**Goal**
Return the rows below verbatim, starting at the first row and ending at the line containing "echo-cell: [158, 172, 161, 176]", both included, and output nothing else.

================================

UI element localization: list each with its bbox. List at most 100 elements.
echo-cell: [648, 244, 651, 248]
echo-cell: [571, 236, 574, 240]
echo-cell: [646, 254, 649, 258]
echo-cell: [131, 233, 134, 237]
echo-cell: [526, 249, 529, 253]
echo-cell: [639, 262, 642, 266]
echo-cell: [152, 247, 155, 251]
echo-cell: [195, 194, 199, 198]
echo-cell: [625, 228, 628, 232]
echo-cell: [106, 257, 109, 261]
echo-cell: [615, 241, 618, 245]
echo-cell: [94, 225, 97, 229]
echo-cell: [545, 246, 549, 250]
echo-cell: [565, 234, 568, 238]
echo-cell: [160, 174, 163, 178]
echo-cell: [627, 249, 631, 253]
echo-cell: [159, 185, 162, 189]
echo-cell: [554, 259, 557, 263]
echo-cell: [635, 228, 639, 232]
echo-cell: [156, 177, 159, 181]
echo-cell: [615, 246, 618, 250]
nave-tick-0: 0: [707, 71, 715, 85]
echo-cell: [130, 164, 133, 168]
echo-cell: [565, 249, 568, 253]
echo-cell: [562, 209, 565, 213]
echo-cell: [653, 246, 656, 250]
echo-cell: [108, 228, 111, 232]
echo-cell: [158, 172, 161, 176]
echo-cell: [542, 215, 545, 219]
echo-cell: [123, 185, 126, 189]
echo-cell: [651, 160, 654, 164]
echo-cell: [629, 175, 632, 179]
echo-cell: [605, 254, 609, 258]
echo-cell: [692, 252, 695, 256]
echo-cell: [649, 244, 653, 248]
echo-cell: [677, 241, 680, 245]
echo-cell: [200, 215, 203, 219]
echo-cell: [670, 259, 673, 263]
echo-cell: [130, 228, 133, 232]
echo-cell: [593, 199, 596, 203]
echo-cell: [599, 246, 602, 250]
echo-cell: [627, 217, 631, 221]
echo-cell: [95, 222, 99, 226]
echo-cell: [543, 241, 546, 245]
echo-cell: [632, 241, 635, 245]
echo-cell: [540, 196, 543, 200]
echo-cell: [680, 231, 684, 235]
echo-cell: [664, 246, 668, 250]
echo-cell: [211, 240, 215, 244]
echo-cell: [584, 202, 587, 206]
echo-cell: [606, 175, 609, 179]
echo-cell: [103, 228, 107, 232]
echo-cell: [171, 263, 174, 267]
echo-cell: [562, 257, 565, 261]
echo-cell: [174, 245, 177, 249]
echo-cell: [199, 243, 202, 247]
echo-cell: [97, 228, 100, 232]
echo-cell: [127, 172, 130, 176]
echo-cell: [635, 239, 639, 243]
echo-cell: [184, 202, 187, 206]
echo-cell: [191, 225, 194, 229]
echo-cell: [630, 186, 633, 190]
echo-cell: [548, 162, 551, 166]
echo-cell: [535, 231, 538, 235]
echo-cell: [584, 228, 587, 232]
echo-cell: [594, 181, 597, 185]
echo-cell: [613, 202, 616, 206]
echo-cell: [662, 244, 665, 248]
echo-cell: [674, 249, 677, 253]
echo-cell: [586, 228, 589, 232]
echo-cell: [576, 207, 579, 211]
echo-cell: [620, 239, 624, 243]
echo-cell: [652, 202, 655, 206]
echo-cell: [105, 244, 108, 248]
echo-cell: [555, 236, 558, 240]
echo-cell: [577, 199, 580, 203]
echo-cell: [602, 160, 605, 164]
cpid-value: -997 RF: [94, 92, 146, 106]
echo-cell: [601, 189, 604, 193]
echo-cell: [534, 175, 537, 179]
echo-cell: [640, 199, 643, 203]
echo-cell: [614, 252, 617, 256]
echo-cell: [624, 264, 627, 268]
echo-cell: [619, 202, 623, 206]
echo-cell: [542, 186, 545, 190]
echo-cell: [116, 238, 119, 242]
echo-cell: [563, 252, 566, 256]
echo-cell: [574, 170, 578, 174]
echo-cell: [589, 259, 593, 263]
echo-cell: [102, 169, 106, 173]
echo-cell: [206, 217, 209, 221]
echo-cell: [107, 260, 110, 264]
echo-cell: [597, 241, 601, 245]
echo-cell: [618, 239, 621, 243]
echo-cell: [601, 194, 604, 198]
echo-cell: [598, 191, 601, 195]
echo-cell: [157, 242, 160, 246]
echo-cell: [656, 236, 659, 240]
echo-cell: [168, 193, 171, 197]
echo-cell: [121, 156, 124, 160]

================================

**Output of the task**
UI element localization: list each with its bbox. List at most 100 elements.
echo-cell: [648, 244, 651, 248]
echo-cell: [571, 236, 574, 240]
echo-cell: [646, 254, 649, 258]
echo-cell: [131, 233, 134, 237]
echo-cell: [526, 249, 529, 253]
echo-cell: [639, 262, 642, 266]
echo-cell: [152, 247, 155, 251]
echo-cell: [195, 194, 199, 198]
echo-cell: [625, 228, 628, 232]
echo-cell: [106, 257, 109, 261]
echo-cell: [615, 241, 618, 245]
echo-cell: [94, 225, 97, 229]
echo-cell: [545, 246, 549, 250]
echo-cell: [565, 234, 568, 238]
echo-cell: [160, 174, 163, 178]
echo-cell: [627, 249, 631, 253]
echo-cell: [159, 185, 162, 189]
echo-cell: [554, 259, 557, 263]
echo-cell: [635, 228, 639, 232]
echo-cell: [156, 177, 159, 181]
echo-cell: [615, 246, 618, 250]
nave-tick-0: 0: [707, 71, 715, 85]
echo-cell: [130, 164, 133, 168]
echo-cell: [565, 249, 568, 253]
echo-cell: [562, 209, 565, 213]
echo-cell: [653, 246, 656, 250]
echo-cell: [108, 228, 111, 232]
echo-cell: [158, 172, 161, 176]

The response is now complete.